» WORK REQUIRED
Print every entry, word for word, and skip the images.

++++ RECORDS FOR PROCESSING ++++

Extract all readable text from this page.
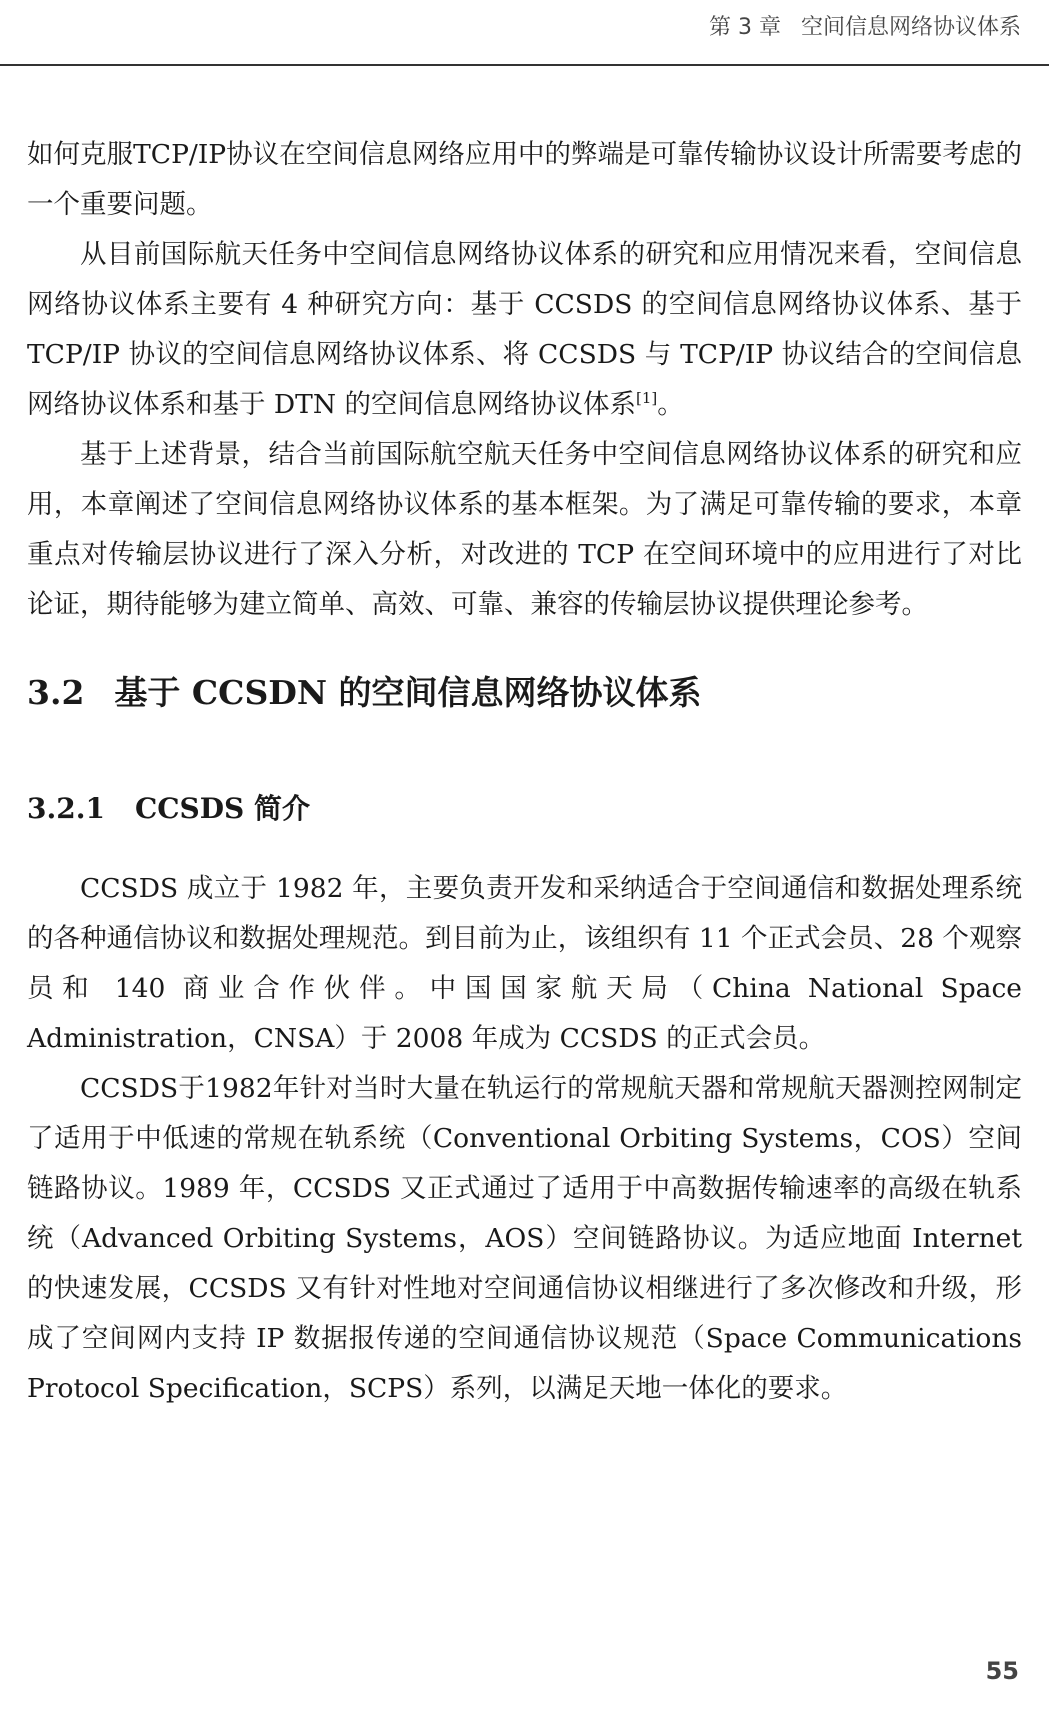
第 3 章 空间信息网络协议体系

如何克服TCP/IP协议在空间信息网络应用中的弊端是可靠传输协议设计所需要考虑的一个重要问题。

从目前国际航天任务中空间信息网络协议体系的研究和应用情况来看，空间信息网络协议体系主要有 4 种研究方向：基于 CCSDS 的空间信息网络协议体系、基于 TCP/IP 协议的空间信息网络协议体系、将 CCSDS 与 TCP/IP 协议结合的空间信息网络协议体系和基于 DTN 的空间信息网络协议体系[1]。

基于上述背景，结合当前国际航空航天任务中空间信息网络协议体系的研究和应用，本章阐述了空间信息网络协议体系的基本框架。为了满足可靠传输的要求，本章重点对传输层协议进行了深入分析，对改进的 TCP 在空间环境中的应用进行了对比论证，期待能够为建立简单、高效、可靠、兼容的传输层协议提供理论参考。

3.2 基于 CCSDN 的空间信息网络协议体系
3.2.1 CCSDS 简介

CCSDS 成立于 1982 年，主要负责开发和采纳适合于空间通信和数据处理系统的各种通信协议和数据处理规范。到目前为止，该组织有 11 个正式会员、28 个观察员和 140 商业合作伙伴。中国国家航天局（China National Space Administration，CNSA）于 2008 年成为 CCSDS 的正式会员。

CCSDS于1982年针对当时大量在轨运行的常规航天器和常规航天器测控网制定了适用于中低速的常规在轨系统（Conventional Orbiting Systems，COS）空间链路协议。1989 年，CCSDS 又正式通过了适用于中高数据传输速率的高级在轨系统（Advanced Orbiting Systems，AOS）空间链路协议。为适应地面 Internet 的快速发展，CCSDS 又有针对性地对空间通信协议相继进行了多次修改和升级，形成了空间网内支持 IP 数据报传递的空间通信协议规范（Space Communications Protocol Specification，SCPS）系列，以满足天地一体化的要求。

55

++++

» RESPONSE
Extract all readable text from this page.
第 3 章 空间信息网络协议体系

如何克服TCP/IP协议在空间信息网络应用中的弊端是可靠传输协议设计所需要考虑的一个重要问题。

从目前国际航天任务中空间信息网络协议体系的研究和应用情况来看，空间信息网络协议体系主要有 4 种研究方向：基于 CCSDS 的空间信息网络协议体系、基于 TCP/IP 协议的空间信息网络协议体系、将 CCSDS 与 TCP/IP 协议结合的空间信息网络协议体系和基于 DTN 的空间信息网络协议体系[1]。

基于上述背景，结合当前国际航空航天任务中空间信息网络协议体系的研究和应用，本章阐述了空间信息网络协议体系的基本框架。为了满足可靠传输的要求，本章重点对传输层协议进行了深入分析，对改进的 TCP 在空间环境中的应用进行了对比论证，期待能够为建立简单、高效、可靠、兼容的传输层协议提供理论参考。

3.2 基于 CCSDN 的空间信息网络协议体系
3.2.1 CCSDS 简介

CCSDS 成立于 1982 年，主要负责开发和采纳适合于空间通信和数据处理系统的各种通信协议和数据处理规范。到目前为止，该组织有 11 个正式会员、28 个观察员和 140 商业合作伙伴。中国国家航天局（China National Space Administration，CNSA）于 2008 年成为 CCSDS 的正式会员。

CCSDS于1982年针对当时大量在轨运行的常规航天器和常规航天器测控网制定了适用于中低速的常规在轨系统（Conventional Orbiting Systems，COS）空间链路协议。1989 年，CCSDS 又正式通过了适用于中高数据传输速率的高级在轨系统（Advanced Orbiting Systems，AOS）空间链路协议。为适应地面 Internet 的快速发展，CCSDS 又有针对性地对空间通信协议相继进行了多次修改和升级，形成了空间网内支持 IP 数据报传递的空间通信协议规范（Space Communications Protocol Specification，SCPS）系列，以满足天地一体化的要求。

55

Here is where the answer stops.